■ Exercise goal ■
Reproduce the listing below without any change.

■ Data for this task ■
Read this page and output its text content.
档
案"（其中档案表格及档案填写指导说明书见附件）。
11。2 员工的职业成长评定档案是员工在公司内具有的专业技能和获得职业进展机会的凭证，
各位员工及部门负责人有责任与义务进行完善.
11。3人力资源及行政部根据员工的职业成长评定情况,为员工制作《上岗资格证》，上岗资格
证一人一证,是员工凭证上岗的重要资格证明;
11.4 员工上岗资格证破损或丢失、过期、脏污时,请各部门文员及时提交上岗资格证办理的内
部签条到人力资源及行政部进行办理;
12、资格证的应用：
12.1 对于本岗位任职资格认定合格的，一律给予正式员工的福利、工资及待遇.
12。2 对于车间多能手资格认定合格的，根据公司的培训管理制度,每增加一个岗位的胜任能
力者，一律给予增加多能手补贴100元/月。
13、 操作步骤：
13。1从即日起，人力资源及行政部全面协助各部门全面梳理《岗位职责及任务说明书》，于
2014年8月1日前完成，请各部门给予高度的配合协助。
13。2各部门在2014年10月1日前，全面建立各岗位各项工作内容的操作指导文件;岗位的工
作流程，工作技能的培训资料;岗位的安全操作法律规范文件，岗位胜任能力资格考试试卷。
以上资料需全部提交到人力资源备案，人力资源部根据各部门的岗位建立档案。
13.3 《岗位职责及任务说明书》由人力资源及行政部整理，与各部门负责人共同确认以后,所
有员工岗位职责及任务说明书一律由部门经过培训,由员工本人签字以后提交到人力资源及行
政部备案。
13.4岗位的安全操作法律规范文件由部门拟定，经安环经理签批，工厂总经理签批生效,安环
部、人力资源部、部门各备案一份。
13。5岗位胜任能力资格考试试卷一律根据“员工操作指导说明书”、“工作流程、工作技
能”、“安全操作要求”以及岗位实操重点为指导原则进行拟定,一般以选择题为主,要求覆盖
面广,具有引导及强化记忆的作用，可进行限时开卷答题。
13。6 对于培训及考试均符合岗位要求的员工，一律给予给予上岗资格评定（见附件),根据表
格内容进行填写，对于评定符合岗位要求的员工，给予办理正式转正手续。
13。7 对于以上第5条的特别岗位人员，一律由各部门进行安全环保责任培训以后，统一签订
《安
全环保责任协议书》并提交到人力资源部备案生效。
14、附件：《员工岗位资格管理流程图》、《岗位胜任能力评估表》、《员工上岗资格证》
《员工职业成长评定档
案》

■ Answer to the problem ■
Read this page and output its text content.
档
案"（其中档案表格及档案填写指导说明书见附件）。
11。2 员工的职业成长评定档案是员工在公司内具有的专业技能和获得职业进展机会的凭证，
各位员工及部门负责人有责任与义务进行完善.
11。3人力资源及行政部根据员工的职业成长评定情况,为员工制作《上岗资格证》，上岗资格
证一人一证,是员工凭证上岗的重要资格证明;
11.4 员工上岗资格证破损或丢失、过期、脏污时,请各部门文员及时提交上岗资格证办理的内
部签条到人力资源及行政部进行办理;
12、资格证的应用：
12.1 对于本岗位任职资格认定合格的，一律给予正式员工的福利、工资及待遇.
12。2 对于车间多能手资格认定合格的，根据公司的培训管理制度,每增加一个岗位的胜任能
力者，一律给予增加多能手补贴100元/月。
13、 操作步骤：
13。1从即日起，人力资源及行政部全面协助各部门全面梳理《岗位职责及任务说明书》，于
2014年8月1日前完成，请各部门给予高度的配合协助。
13。2各部门在2014年10月1日前，全面建立各岗位各项工作内容的操作指导文件;岗位的工
作流程，工作技能的培训资料;岗位的安全操作法律规范文件，岗位胜任能力资格考试试卷。
以上资料需全部提交到人力资源备案，人力资源部根据各部门的岗位建立档案。
13.3 《岗位职责及任务说明书》由人力资源及行政部整理，与各部门负责人共同确认以后,所
有员工岗位职责及任务说明书一律由部门经过培训,由员工本人签字以后提交到人力资源及行
政部备案。
13.4岗位的安全操作法律规范文件由部门拟定，经安环经理签批，工厂总经理签批生效,安环
部、人力资源部、部门各备案一份。
13。5岗位胜任能力资格考试试卷一律根据“员工操作指导说明书”、“工作流程、工作技
能”、“安全操作要求”以及岗位实操重点为指导原则进行拟定,一般以选择题为主,要求覆盖
面广,具有引导及强化记忆的作用，可进行限时开卷答题。
13。6 对于培训及考试均符合岗位要求的员工，一律给予给予上岗资格评定（见附件),根据表
格内容进行填写，对于评定符合岗位要求的员工，给予办理正式转正手续。
13。7 对于以上第5条的特别岗位人员，一律由各部门进行安全环保责任培训以后，统一签订
《安
全环保责任协议书》并提交到人力资源部备案生效。
14、附件：《员工岗位资格管理流程图》、《岗位胜任能力评估表》、《员工上岗资格证》
《员工职业成长评定档
案》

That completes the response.